_Exercise task_
Copy each item below line for line, keeping every character unchanged, and leave the pictures out of your copy.

◇ ◇ ◇ ◇ ◇

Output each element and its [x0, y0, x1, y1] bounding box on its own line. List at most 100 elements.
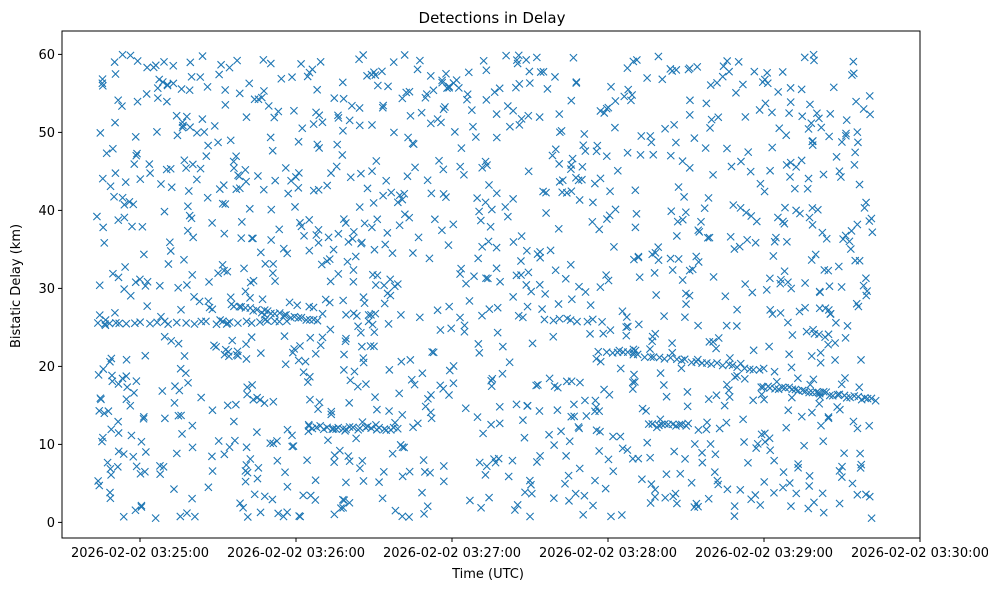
scatter-point [842, 393, 851, 402]
scatter-point [541, 289, 550, 298]
scatter-point [774, 87, 783, 96]
scatter-point [305, 215, 314, 224]
scatter-point [442, 69, 450, 78]
scatter-point [233, 56, 242, 65]
scatter-point [437, 226, 446, 235]
scatter-point [357, 342, 366, 351]
scatter-point [819, 387, 828, 396]
scatter-point [177, 85, 186, 94]
scatter-point [666, 254, 675, 263]
scatter-point [242, 113, 251, 122]
scatter-point [863, 394, 872, 403]
scatter-point [339, 94, 348, 103]
scatter-point [487, 205, 496, 214]
scatter-point [681, 289, 690, 298]
scatter-point [405, 213, 414, 222]
scatter-point [445, 391, 453, 400]
scatter-point [318, 309, 327, 318]
scatter-point [654, 52, 663, 61]
scatter-point [637, 475, 646, 484]
scatter-point [403, 172, 412, 181]
scatter-point [703, 233, 712, 242]
scatter-point [515, 120, 524, 129]
scatter-point [100, 238, 109, 247]
scatter-point [865, 421, 874, 430]
scatter-point [299, 368, 308, 377]
scatter-point [114, 379, 123, 388]
scatter-point [398, 443, 407, 452]
scatter-point [288, 73, 297, 82]
scatter-point [232, 152, 241, 161]
scatter-point [595, 225, 604, 234]
scatter-point [551, 145, 560, 154]
scatter-point [315, 398, 324, 407]
scatter-point [800, 441, 809, 450]
chart-title: Detections in Delay [419, 9, 566, 27]
scatter-point [815, 399, 824, 408]
scatter-point [164, 260, 173, 269]
scatter-point [685, 110, 694, 119]
scatter-point [215, 70, 224, 79]
scatter-point [805, 471, 814, 480]
scatter-point [857, 355, 865, 364]
scatter-point [622, 313, 631, 322]
scatter-point [260, 492, 269, 501]
scatter-point [110, 58, 119, 67]
scatter-point [372, 157, 381, 165]
scatter-point [513, 500, 522, 509]
scatter-point [352, 311, 361, 320]
scatter-point [549, 494, 558, 503]
scatter-point [582, 412, 591, 420]
scatter-point [454, 83, 463, 92]
scatter-point [632, 209, 641, 218]
scatter-point [182, 509, 191, 518]
scatter-point [106, 494, 115, 503]
scatter-point [95, 481, 104, 490]
scatter-point [311, 476, 320, 485]
scatter-point [250, 490, 259, 499]
scatter-point [817, 421, 825, 430]
scatter-point [405, 87, 414, 96]
scatter-point [776, 308, 785, 317]
scatter-point [334, 269, 343, 278]
scatter-point [294, 313, 303, 322]
scatter-point [839, 235, 848, 244]
scatter-point [630, 377, 639, 386]
scatter-point [223, 401, 232, 410]
scatter-point [550, 72, 559, 81]
y-tick-label: 60 [38, 48, 55, 63]
scatter-point [478, 242, 487, 251]
scatter-point [379, 191, 388, 200]
scatter-point [119, 512, 128, 521]
scatter-point [752, 444, 761, 453]
scatter-point [655, 353, 664, 362]
scatter-point [744, 148, 753, 157]
scatter-point [205, 303, 214, 312]
scatter-point [460, 327, 469, 336]
scatter-point [420, 467, 429, 476]
scatter-point [415, 313, 424, 322]
scatter-point [259, 185, 268, 194]
scatter-point [393, 198, 402, 207]
scatter-point [607, 82, 615, 91]
scatter-point [706, 81, 715, 90]
scatter-point [389, 128, 398, 137]
scatter-point [169, 61, 178, 70]
scatter-point [690, 440, 699, 449]
scatter-point [225, 443, 234, 452]
scatter-point [684, 419, 693, 428]
scatter-point [281, 360, 290, 369]
scatter-point [111, 169, 120, 178]
scatter-point [436, 118, 445, 127]
scatter-point [596, 357, 605, 366]
scatter-point [490, 88, 499, 97]
scatter-point [474, 339, 483, 348]
scatter-point [557, 126, 566, 135]
scatter-point [623, 446, 632, 455]
scatter-point [825, 391, 834, 400]
scatter-point [766, 383, 775, 392]
scatter-point [333, 140, 342, 149]
scatter-point [435, 156, 444, 165]
scatter-point [715, 424, 724, 433]
scatter-point [409, 140, 418, 149]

◇ ◇ ◇ ◇ ◇

_Final result_
Output each element and its [x0, y0, x1, y1] bounding box on its own line. List at most 100 elements.
scatter-point [842, 393, 851, 402]
scatter-point [541, 289, 550, 298]
scatter-point [774, 87, 783, 96]
scatter-point [305, 215, 314, 224]
scatter-point [442, 69, 450, 78]
scatter-point [233, 56, 242, 65]
scatter-point [437, 226, 446, 235]
scatter-point [357, 342, 366, 351]
scatter-point [819, 387, 828, 396]
scatter-point [177, 85, 186, 94]
scatter-point [666, 254, 675, 263]
scatter-point [242, 113, 251, 122]
scatter-point [863, 394, 872, 403]
scatter-point [339, 94, 348, 103]
scatter-point [487, 205, 496, 214]
scatter-point [681, 289, 690, 298]
scatter-point [405, 213, 414, 222]
scatter-point [445, 391, 453, 400]
scatter-point [318, 309, 327, 318]
scatter-point [654, 52, 663, 61]
scatter-point [637, 475, 646, 484]
scatter-point [403, 172, 412, 181]
scatter-point [703, 233, 712, 242]
scatter-point [515, 120, 524, 129]
scatter-point [100, 238, 109, 247]
scatter-point [865, 421, 874, 430]
scatter-point [299, 368, 308, 377]
scatter-point [114, 379, 123, 388]
scatter-point [398, 443, 407, 452]
scatter-point [288, 73, 297, 82]
scatter-point [232, 152, 241, 161]
scatter-point [595, 225, 604, 234]
scatter-point [551, 145, 560, 154]
scatter-point [315, 398, 324, 407]
scatter-point [800, 441, 809, 450]
chart-title: Detections in Delay [419, 9, 566, 27]
scatter-point [815, 399, 824, 408]
scatter-point [164, 260, 173, 269]
scatter-point [685, 110, 694, 119]
scatter-point [215, 70, 224, 79]
scatter-point [805, 471, 814, 480]
scatter-point [857, 355, 865, 364]
scatter-point [622, 313, 631, 322]
scatter-point [260, 492, 269, 501]
scatter-point [110, 58, 119, 67]
scatter-point [372, 157, 381, 165]
scatter-point [513, 500, 522, 509]
scatter-point [352, 311, 361, 320]
scatter-point [549, 494, 558, 503]
scatter-point [582, 412, 591, 420]
scatter-point [454, 83, 463, 92]
scatter-point [632, 209, 641, 218]
scatter-point [182, 509, 191, 518]
scatter-point [106, 494, 115, 503]
scatter-point [95, 481, 104, 490]
scatter-point [311, 476, 320, 485]
scatter-point [250, 490, 259, 499]
scatter-point [817, 421, 825, 430]
scatter-point [405, 87, 414, 96]
scatter-point [776, 308, 785, 317]
scatter-point [334, 269, 343, 278]
scatter-point [294, 313, 303, 322]
scatter-point [839, 235, 848, 244]
scatter-point [630, 377, 639, 386]
scatter-point [223, 401, 232, 410]
scatter-point [550, 72, 559, 81]
y-tick-label: 60 [38, 48, 55, 63]
scatter-point [478, 242, 487, 251]
scatter-point [379, 191, 388, 200]
scatter-point [119, 512, 128, 521]
scatter-point [752, 444, 761, 453]
scatter-point [655, 353, 664, 362]
scatter-point [744, 148, 753, 157]
scatter-point [205, 303, 214, 312]
scatter-point [460, 327, 469, 336]
scatter-point [420, 467, 429, 476]
scatter-point [415, 313, 424, 322]
scatter-point [259, 185, 268, 194]
scatter-point [393, 198, 402, 207]
scatter-point [607, 82, 615, 91]
scatter-point [706, 81, 715, 90]
scatter-point [389, 128, 398, 137]
scatter-point [169, 61, 178, 70]
scatter-point [690, 440, 699, 449]
scatter-point [225, 443, 234, 452]
scatter-point [684, 419, 693, 428]
scatter-point [281, 360, 290, 369]
scatter-point [111, 169, 120, 178]
scatter-point [436, 118, 445, 127]
scatter-point [596, 357, 605, 366]
scatter-point [490, 88, 499, 97]
scatter-point [474, 339, 483, 348]
scatter-point [557, 126, 566, 135]
scatter-point [623, 446, 632, 455]
scatter-point [825, 391, 834, 400]
scatter-point [766, 383, 775, 392]
scatter-point [333, 140, 342, 149]
scatter-point [435, 156, 444, 165]
scatter-point [715, 424, 724, 433]
scatter-point [409, 140, 418, 149]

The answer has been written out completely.